• **WHAT YOU ARE ASKED TO DO**: Every line that holds the string "page" is to be identified and copied.

• **INFORMATION GIVEN**:
★ ★ ★ ★ ★

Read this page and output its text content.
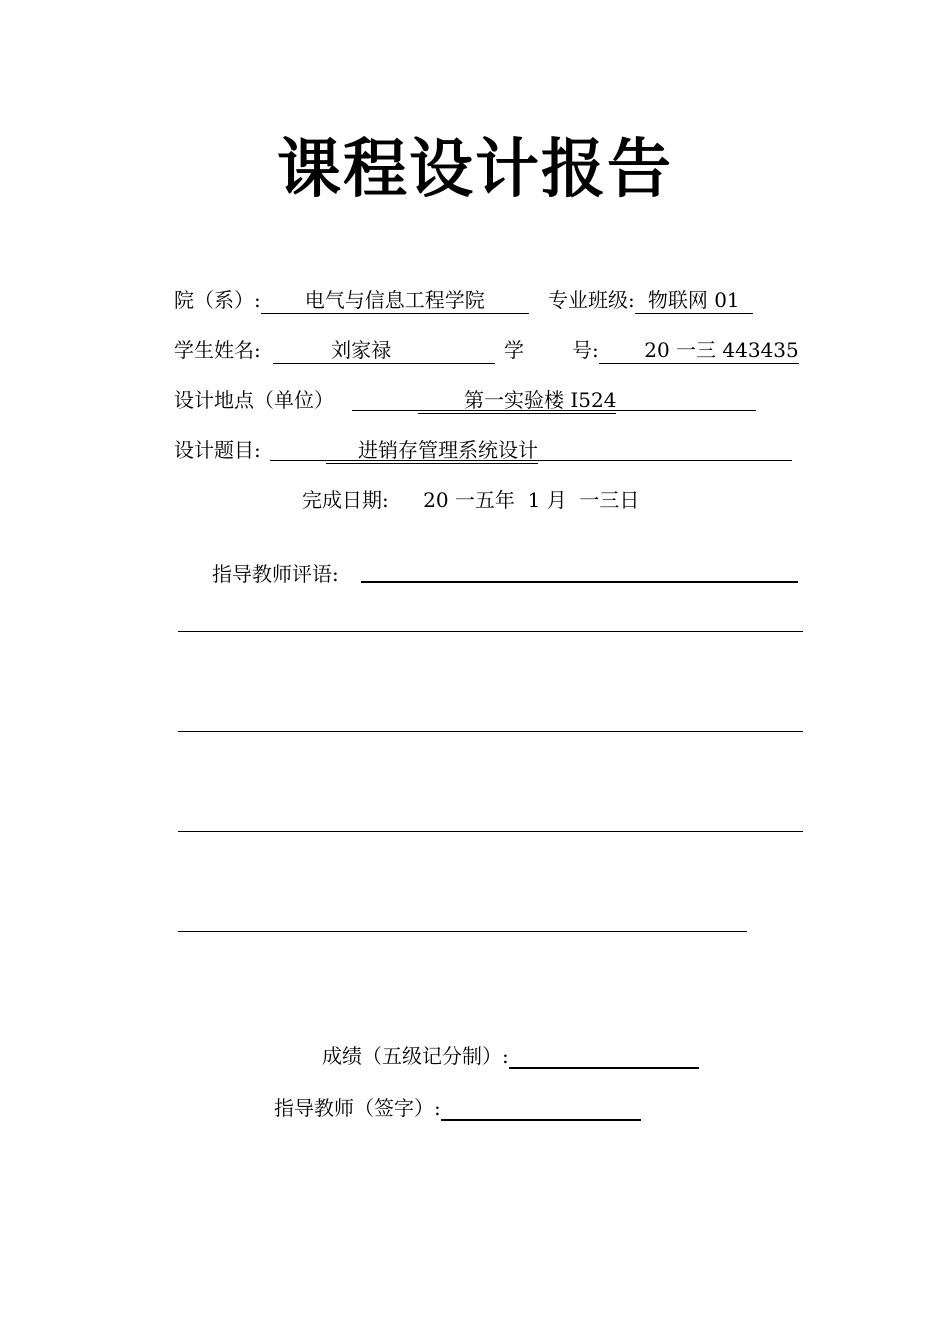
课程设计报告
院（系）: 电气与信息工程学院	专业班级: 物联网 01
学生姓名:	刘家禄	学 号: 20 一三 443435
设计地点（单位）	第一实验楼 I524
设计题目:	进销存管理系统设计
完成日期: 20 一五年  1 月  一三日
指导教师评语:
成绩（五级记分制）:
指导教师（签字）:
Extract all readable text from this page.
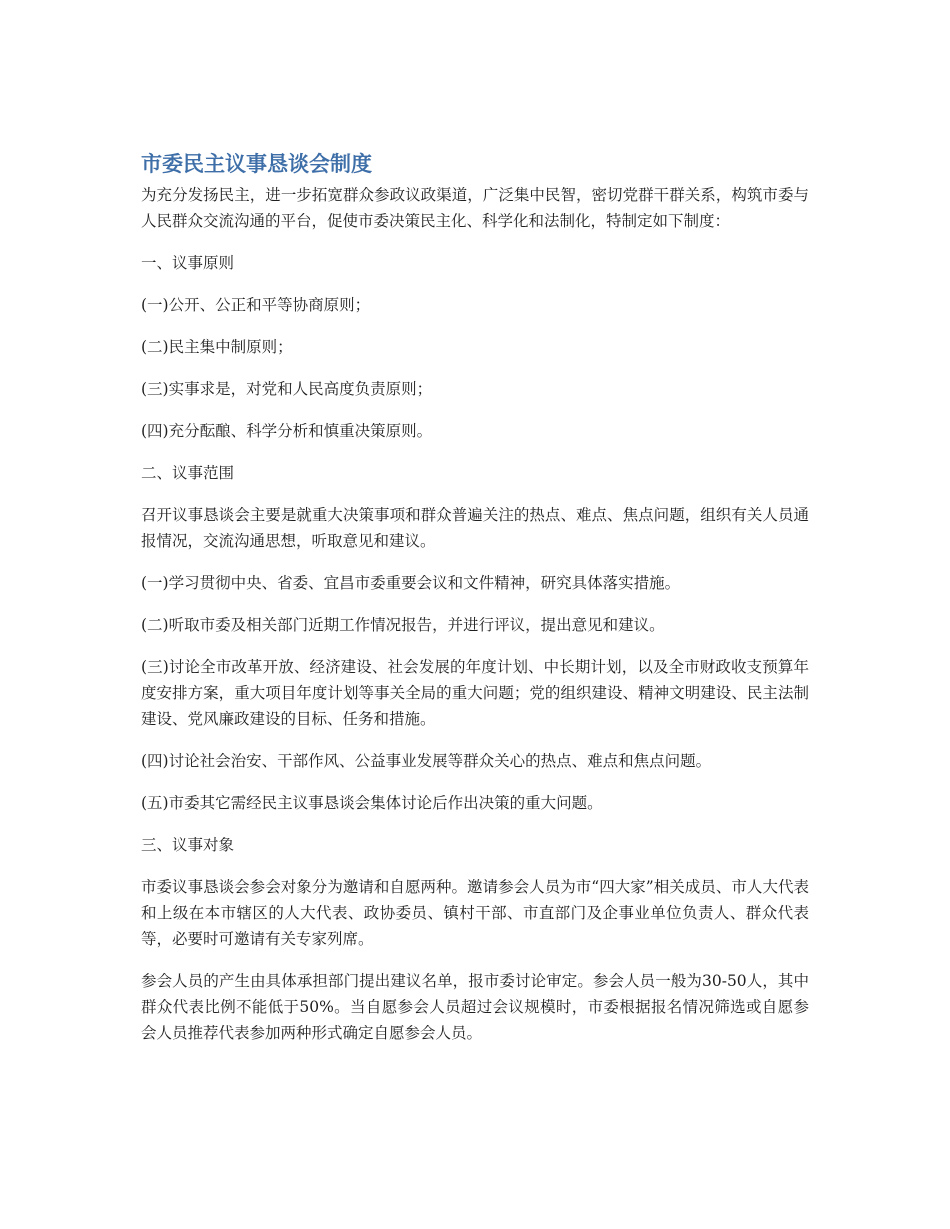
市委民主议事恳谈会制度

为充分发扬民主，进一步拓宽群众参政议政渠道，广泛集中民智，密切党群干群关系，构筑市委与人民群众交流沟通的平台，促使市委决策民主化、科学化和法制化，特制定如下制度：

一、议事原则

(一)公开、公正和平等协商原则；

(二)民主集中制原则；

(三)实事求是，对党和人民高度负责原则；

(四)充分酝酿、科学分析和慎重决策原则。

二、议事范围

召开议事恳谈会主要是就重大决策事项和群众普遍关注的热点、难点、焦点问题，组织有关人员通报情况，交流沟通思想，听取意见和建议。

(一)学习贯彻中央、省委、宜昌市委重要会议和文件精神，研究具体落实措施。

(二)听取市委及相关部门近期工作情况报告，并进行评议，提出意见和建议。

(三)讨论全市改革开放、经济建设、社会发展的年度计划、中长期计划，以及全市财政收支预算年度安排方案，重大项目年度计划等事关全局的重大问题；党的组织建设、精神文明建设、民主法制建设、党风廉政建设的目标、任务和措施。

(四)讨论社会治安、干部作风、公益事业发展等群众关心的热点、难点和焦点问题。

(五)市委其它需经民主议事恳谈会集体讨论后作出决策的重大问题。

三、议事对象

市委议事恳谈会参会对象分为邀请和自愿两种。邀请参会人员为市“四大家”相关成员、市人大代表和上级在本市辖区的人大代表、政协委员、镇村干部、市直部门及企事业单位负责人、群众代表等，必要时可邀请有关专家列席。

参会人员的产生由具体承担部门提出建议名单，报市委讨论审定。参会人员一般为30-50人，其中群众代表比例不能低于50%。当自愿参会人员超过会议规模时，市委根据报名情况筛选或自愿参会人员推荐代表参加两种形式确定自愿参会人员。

★ ★ ★ ★ ★

• **COMPLETE ANSWER**:
Read this page and output its text content.
Extract all readable text from this page.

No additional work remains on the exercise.